## Data excerpts
::::

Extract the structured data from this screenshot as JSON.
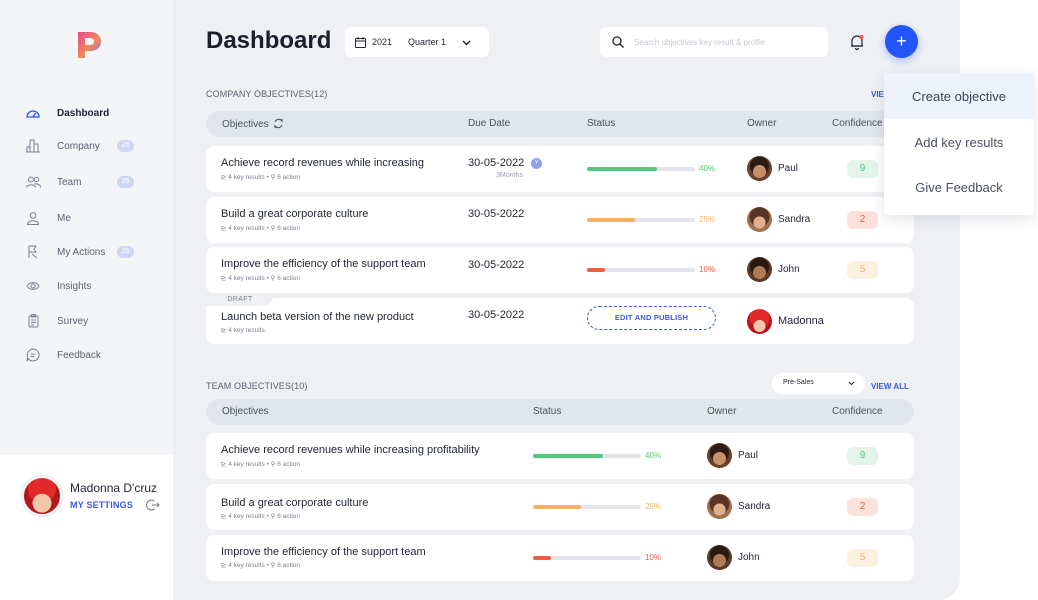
{
  "app": {
    "title": "Dashboard"
  },
  "colors": {
    "accent": "#2354f5",
    "green": "#52c97e",
    "orange": "#f4b25f",
    "red": "#f25c3f",
    "conf_green_bg": "#e3f5e9",
    "conf_red_bg": "#fde2dc",
    "conf_orange_bg": "#fdf0e0"
  },
  "sidebar": {
    "logo": "P",
    "items": [
      {
        "label": "Dashboard",
        "icon": "speedometer-icon",
        "count": "",
        "active": true
      },
      {
        "label": "Company",
        "icon": "building-icon",
        "count": "25"
      },
      {
        "label": "Team",
        "icon": "team-icon",
        "count": "25"
      },
      {
        "label": "Me",
        "icon": "person-icon",
        "count": ""
      },
      {
        "label": "My Actions",
        "icon": "actions-icon",
        "count": "25"
      },
      {
        "label": "Insights",
        "icon": "eye-icon",
        "count": ""
      },
      {
        "label": "Survey",
        "icon": "clipboard-icon",
        "count": ""
      },
      {
        "label": "Feedback",
        "icon": "chat-icon",
        "count": ""
      }
    ],
    "user": {
      "name": "Madonna D'cruz",
      "settings_label": "MY SETTINGS"
    }
  },
  "header": {
    "year": "2021",
    "quarter": "Quarter 1",
    "search_placeholder": "Search objectives key result & profile",
    "search_value": ""
  },
  "menu": {
    "items": [
      "Create objective",
      "Add key results",
      "Give Feedback"
    ]
  },
  "company": {
    "label": "COMPANY OBJECTIVES(12)",
    "view_all": "VIEW ALL",
    "view_all_visible": "VIE",
    "headers": {
      "objectives": "Objectives",
      "due": "Due Date",
      "status": "Status",
      "owner": "Owner",
      "confidence": "Confidence"
    },
    "rows": [
      {
        "title": "Achieve record revenues while increasing",
        "key_results": "4 key results",
        "actions": "6 action",
        "due": "30-05-2022",
        "due_badge": "Y",
        "due_sub": "3Months",
        "progress": "40%",
        "status_color": "green",
        "owner": "Paul",
        "confidence": "9",
        "conf_color": "green"
      },
      {
        "title": "Build a great corporate culture",
        "key_results": "4 key results",
        "actions": "6 action",
        "due": "30-05-2022",
        "progress": "25%",
        "status_color": "orange",
        "owner": "Sandra",
        "confidence": "2",
        "conf_color": "red"
      },
      {
        "title": "Improve the efficiency of the support team",
        "key_results": "4 key results",
        "actions": "6 action",
        "due": "30-05-2022",
        "progress": "10%",
        "status_color": "red",
        "owner": "John",
        "confidence": "5",
        "conf_color": "orange"
      },
      {
        "draft_label": "DRAFT",
        "title": "Launch beta version of the new product",
        "key_results": "4 key results",
        "due": "30-05-2022",
        "edit_label": "EDIT AND PUBLISH",
        "owner": "Madonna"
      }
    ]
  },
  "team": {
    "label": "TEAM OBJECTIVES(10)",
    "filter": "Pre-Sales",
    "view_all": "VIEW ALL",
    "headers": {
      "objectives": "Objectives",
      "status": "Status",
      "owner": "Owner",
      "confidence": "Confidence"
    },
    "rows": [
      {
        "title": "Achieve record revenues while increasing profitability",
        "key_results": "4 key results",
        "actions": "6 action",
        "progress": "40%",
        "owner": "Paul",
        "confidence": "9"
      },
      {
        "title": "Build a great corporate culture",
        "key_results": "4 key results",
        "actions": "6 action",
        "progress": "25%",
        "owner": "Sandra",
        "confidence": "2"
      },
      {
        "title": "Improve the efficiency of the support team",
        "key_results": "4 key results",
        "actions": "6 action",
        "progress": "10%",
        "owner": "John",
        "confidence": "5"
      }
    ]
  }
}
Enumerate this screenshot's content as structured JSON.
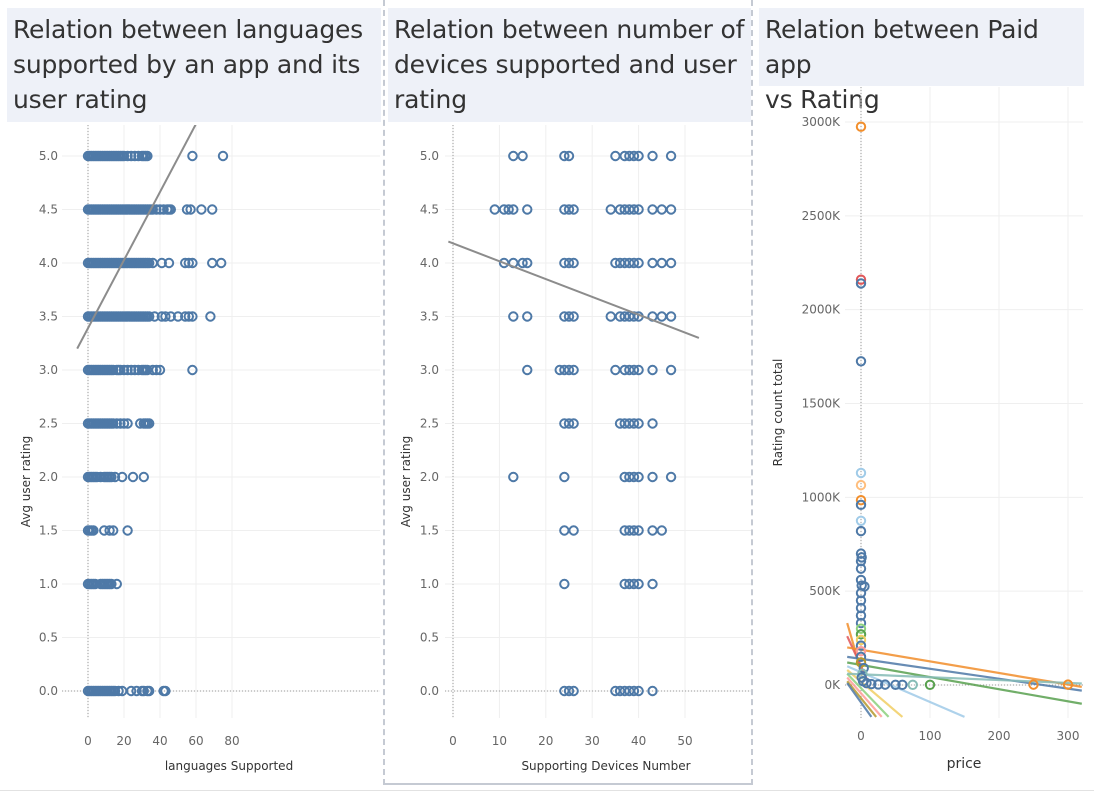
{
  "colors": {
    "point": "#4e79a7",
    "trend": "#8c8c8c",
    "title_bg": "#eef1f8",
    "grid": "#eeeeee"
  },
  "chart_data": [
    {
      "type": "scatter",
      "title": "Relation between languages supported by an app and its user rating",
      "title_lines": [
        "Relation between languages",
        "supported by an app and its",
        "user rating"
      ],
      "xlabel": "languages Supported",
      "ylabel": "Avg user rating",
      "xlim": [
        -3,
        81
      ],
      "ylim": [
        -0.2,
        5.3
      ],
      "x_ticks": [
        0,
        20,
        40,
        60,
        80
      ],
      "y_ticks": [
        0.0,
        0.5,
        1.0,
        1.5,
        2.0,
        2.5,
        3.0,
        3.5,
        4.0,
        4.5,
        5.0
      ],
      "grid": true,
      "trend_line": {
        "from": [
          -6,
          3.2
        ],
        "to": [
          60,
          5.3
        ]
      },
      "rows": [
        {
          "y": 5.0,
          "x": [
            0,
            1,
            2,
            3,
            4,
            5,
            6,
            7,
            8,
            9,
            10,
            11,
            12,
            13,
            14,
            15,
            16,
            17,
            18,
            19,
            20,
            22,
            24,
            26,
            28,
            30,
            31,
            32,
            33,
            58,
            75
          ]
        },
        {
          "y": 4.5,
          "x": [
            0,
            1,
            2,
            3,
            4,
            5,
            6,
            7,
            8,
            9,
            10,
            11,
            12,
            13,
            14,
            15,
            16,
            17,
            18,
            19,
            20,
            21,
            22,
            23,
            24,
            25,
            26,
            27,
            28,
            29,
            30,
            31,
            32,
            33,
            34,
            35,
            36,
            38,
            40,
            42,
            44,
            45,
            46,
            55,
            57,
            63,
            69
          ]
        },
        {
          "y": 4.0,
          "x": [
            0,
            1,
            2,
            3,
            4,
            5,
            6,
            7,
            8,
            9,
            10,
            11,
            12,
            13,
            14,
            15,
            16,
            17,
            18,
            19,
            20,
            21,
            22,
            23,
            24,
            25,
            26,
            27,
            28,
            29,
            30,
            31,
            32,
            33,
            34,
            36,
            41,
            45,
            54,
            56,
            58,
            69,
            74
          ]
        },
        {
          "y": 3.5,
          "x": [
            0,
            1,
            2,
            3,
            4,
            5,
            6,
            7,
            8,
            9,
            10,
            11,
            12,
            13,
            14,
            15,
            16,
            17,
            18,
            19,
            20,
            21,
            22,
            23,
            24,
            25,
            26,
            27,
            28,
            29,
            30,
            31,
            32,
            33,
            34,
            37,
            41,
            43,
            46,
            50,
            54,
            56,
            58,
            68
          ]
        },
        {
          "y": 3.0,
          "x": [
            0,
            1,
            2,
            3,
            4,
            5,
            6,
            7,
            8,
            9,
            10,
            11,
            12,
            13,
            14,
            16,
            17,
            18,
            20,
            22,
            24,
            26,
            28,
            30,
            31,
            32,
            33,
            36,
            38,
            40,
            58
          ]
        },
        {
          "y": 2.5,
          "x": [
            0,
            1,
            2,
            3,
            4,
            5,
            6,
            7,
            8,
            9,
            10,
            11,
            12,
            13,
            14,
            16,
            18,
            20,
            22,
            29,
            31,
            32,
            33,
            34
          ]
        },
        {
          "y": 2.0,
          "x": [
            0,
            1,
            2,
            3,
            4,
            5,
            7,
            9,
            10,
            11,
            12,
            13,
            15,
            19,
            25,
            31
          ]
        },
        {
          "y": 1.5,
          "x": [
            0,
            1,
            2,
            3,
            9,
            12,
            14,
            22
          ]
        },
        {
          "y": 1.0,
          "x": [
            0,
            1,
            2,
            3,
            4,
            7,
            8,
            9,
            10,
            11,
            12,
            13,
            16
          ]
        },
        {
          "y": 0.0,
          "x": [
            0,
            1,
            2,
            3,
            4,
            5,
            6,
            7,
            8,
            9,
            10,
            11,
            12,
            13,
            14,
            15,
            17,
            19,
            24,
            27,
            30,
            31,
            33,
            34,
            42,
            43
          ]
        }
      ]
    },
    {
      "type": "scatter",
      "title": "Relation between number of devices supported and user rating",
      "title_lines": [
        "Relation between number of",
        "devices supported and user",
        "rating"
      ],
      "xlabel": "Supporting Devices Number",
      "ylabel": "Avg user rating",
      "xlim": [
        0,
        51
      ],
      "ylim": [
        -0.2,
        5.3
      ],
      "x_ticks": [
        0,
        10,
        20,
        30,
        40,
        50
      ],
      "y_ticks": [
        0.0,
        0.5,
        1.0,
        1.5,
        2.0,
        2.5,
        3.0,
        3.5,
        4.0,
        4.5,
        5.0
      ],
      "grid": true,
      "trend_line": {
        "from": [
          -1,
          4.2
        ],
        "to": [
          53,
          3.3
        ]
      },
      "rows": [
        {
          "y": 5.0,
          "x": [
            13,
            15,
            24,
            25,
            35,
            37,
            38,
            39,
            40,
            43,
            47
          ]
        },
        {
          "y": 4.5,
          "x": [
            9,
            11,
            12,
            13,
            16,
            24,
            25,
            26,
            34,
            36,
            37,
            38,
            39,
            40,
            43,
            45,
            47
          ]
        },
        {
          "y": 4.0,
          "x": [
            11,
            13,
            15,
            16,
            24,
            25,
            26,
            35,
            36,
            37,
            38,
            39,
            40,
            43,
            45,
            47
          ]
        },
        {
          "y": 3.5,
          "x": [
            13,
            16,
            24,
            25,
            26,
            34,
            36,
            37,
            38,
            39,
            40,
            43,
            45,
            47
          ]
        },
        {
          "y": 3.0,
          "x": [
            16,
            23,
            24,
            25,
            26,
            35,
            37,
            38,
            39,
            40,
            43,
            47
          ]
        },
        {
          "y": 2.5,
          "x": [
            24,
            25,
            26,
            36,
            37,
            38,
            39,
            40,
            43
          ]
        },
        {
          "y": 2.0,
          "x": [
            13,
            24,
            37,
            38,
            39,
            40,
            43,
            47
          ]
        },
        {
          "y": 1.5,
          "x": [
            24,
            26,
            37,
            38,
            39,
            40,
            43,
            45
          ]
        },
        {
          "y": 1.0,
          "x": [
            24,
            37,
            38,
            39,
            40,
            43
          ]
        },
        {
          "y": 0.0,
          "x": [
            24,
            25,
            26,
            35,
            36,
            37,
            38,
            39,
            40,
            43
          ]
        }
      ]
    },
    {
      "type": "scatter",
      "title": "Relation between Paid app vs Rating",
      "title_lines": [
        "Relation between Paid app",
        "vs Rating"
      ],
      "xlabel": "price",
      "ylabel": "Rating count total",
      "xlim": [
        -20,
        320
      ],
      "ylim": [
        -170000,
        3100000
      ],
      "x_ticks": [
        0,
        100,
        200,
        300
      ],
      "y_tick_values": [
        0,
        500000,
        1000000,
        1500000,
        2000000,
        2500000,
        3000000
      ],
      "y_tick_labels": [
        "0K",
        "500K",
        "1000K",
        "1500K",
        "2000K",
        "2500K",
        "3000K"
      ],
      "grid": true,
      "points": [
        {
          "x": 0,
          "y": 2975000,
          "c": "#f28e2b"
        },
        {
          "x": 0,
          "y": 2160000,
          "c": "#e15759"
        },
        {
          "x": 0,
          "y": 2140000,
          "c": "#4e79a7"
        },
        {
          "x": 0,
          "y": 1725000,
          "c": "#4e79a7"
        },
        {
          "x": 0,
          "y": 1130000,
          "c": "#a0cbe8"
        },
        {
          "x": 0,
          "y": 1065000,
          "c": "#ffbe7d"
        },
        {
          "x": 0,
          "y": 985000,
          "c": "#f28e2b"
        },
        {
          "x": 0,
          "y": 960000,
          "c": "#4e79a7"
        },
        {
          "x": 0,
          "y": 875000,
          "c": "#a0cbe8"
        },
        {
          "x": 0,
          "y": 820000,
          "c": "#4e79a7"
        },
        {
          "x": 0,
          "y": 700000,
          "c": "#4e79a7"
        },
        {
          "x": 1,
          "y": 680000,
          "c": "#4e79a7"
        },
        {
          "x": 0,
          "y": 660000,
          "c": "#4e79a7"
        },
        {
          "x": 0,
          "y": 620000,
          "c": "#4e79a7"
        },
        {
          "x": 0,
          "y": 560000,
          "c": "#4e79a7"
        },
        {
          "x": 1,
          "y": 530000,
          "c": "#4e79a7"
        },
        {
          "x": 5,
          "y": 525000,
          "c": "#4e79a7"
        },
        {
          "x": 0,
          "y": 490000,
          "c": "#4e79a7"
        },
        {
          "x": 0,
          "y": 450000,
          "c": "#4e79a7"
        },
        {
          "x": 0,
          "y": 410000,
          "c": "#4e79a7"
        },
        {
          "x": 0,
          "y": 370000,
          "c": "#4e79a7"
        },
        {
          "x": 0,
          "y": 330000,
          "c": "#4e79a7"
        },
        {
          "x": 0,
          "y": 300000,
          "c": "#8cd17d"
        },
        {
          "x": 0,
          "y": 270000,
          "c": "#59a14f"
        },
        {
          "x": 0,
          "y": 240000,
          "c": "#f1ce63"
        },
        {
          "x": 0,
          "y": 210000,
          "c": "#4e79a7"
        },
        {
          "x": 0,
          "y": 180000,
          "c": "#ff9d9a"
        },
        {
          "x": 0,
          "y": 150000,
          "c": "#4e79a7"
        },
        {
          "x": 0,
          "y": 120000,
          "c": "#b6992d"
        },
        {
          "x": 4,
          "y": 90000,
          "c": "#4e79a7"
        },
        {
          "x": 2,
          "y": 60000,
          "c": "#86bcb6"
        },
        {
          "x": 1,
          "y": 40000,
          "c": "#4e79a7"
        },
        {
          "x": 3,
          "y": 20000,
          "c": "#4e79a7"
        },
        {
          "x": 8,
          "y": 10000,
          "c": "#4e79a7"
        },
        {
          "x": 15,
          "y": 5000,
          "c": "#4e79a7"
        },
        {
          "x": 25,
          "y": 3000,
          "c": "#4e79a7"
        },
        {
          "x": 35,
          "y": 2000,
          "c": "#4e79a7"
        },
        {
          "x": 50,
          "y": 1000,
          "c": "#4e79a7"
        },
        {
          "x": 60,
          "y": 1000,
          "c": "#4e79a7"
        },
        {
          "x": 75,
          "y": 1000,
          "c": "#86bcb6"
        },
        {
          "x": 100,
          "y": 1000,
          "c": "#59a14f"
        },
        {
          "x": 250,
          "y": 2000,
          "c": "#f28e2b"
        },
        {
          "x": 300,
          "y": 2000,
          "c": "#f28e2b"
        }
      ],
      "trend_lines": [
        {
          "from": [
            -20,
            330000
          ],
          "to": [
            2,
            50000
          ],
          "c": "#f28e2b"
        },
        {
          "from": [
            -20,
            260000
          ],
          "to": [
            10,
            20000
          ],
          "c": "#e15759"
        },
        {
          "from": [
            -20,
            200000
          ],
          "to": [
            320,
            -10000
          ],
          "c": "#f28e2b"
        },
        {
          "from": [
            -20,
            150000
          ],
          "to": [
            320,
            -30000
          ],
          "c": "#4e79a7"
        },
        {
          "from": [
            -20,
            120000
          ],
          "to": [
            320,
            -100000
          ],
          "c": "#59a14f"
        },
        {
          "from": [
            -20,
            100000
          ],
          "to": [
            150,
            -170000
          ],
          "c": "#a0cbe8"
        },
        {
          "from": [
            -20,
            80000
          ],
          "to": [
            60,
            -170000
          ],
          "c": "#f1ce63"
        },
        {
          "from": [
            -20,
            60000
          ],
          "to": [
            40,
            -170000
          ],
          "c": "#8cd17d"
        },
        {
          "from": [
            -20,
            40000
          ],
          "to": [
            30,
            -170000
          ],
          "c": "#ff9d9a"
        },
        {
          "from": [
            -20,
            20000
          ],
          "to": [
            22,
            -170000
          ],
          "c": "#b6992d"
        },
        {
          "from": [
            -20,
            60000
          ],
          "to": [
            320,
            8000
          ],
          "c": "#86bcb6"
        },
        {
          "from": [
            -20,
            10000
          ],
          "to": [
            15,
            -170000
          ],
          "c": "#4e79a7"
        }
      ]
    }
  ]
}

::::

## Your instructions
List all lines above in which the string "screenshot" appears.

## Task output
Extract the structured data from this screenshot as JSON.
Enumerate this screenshot's content as structured JSON.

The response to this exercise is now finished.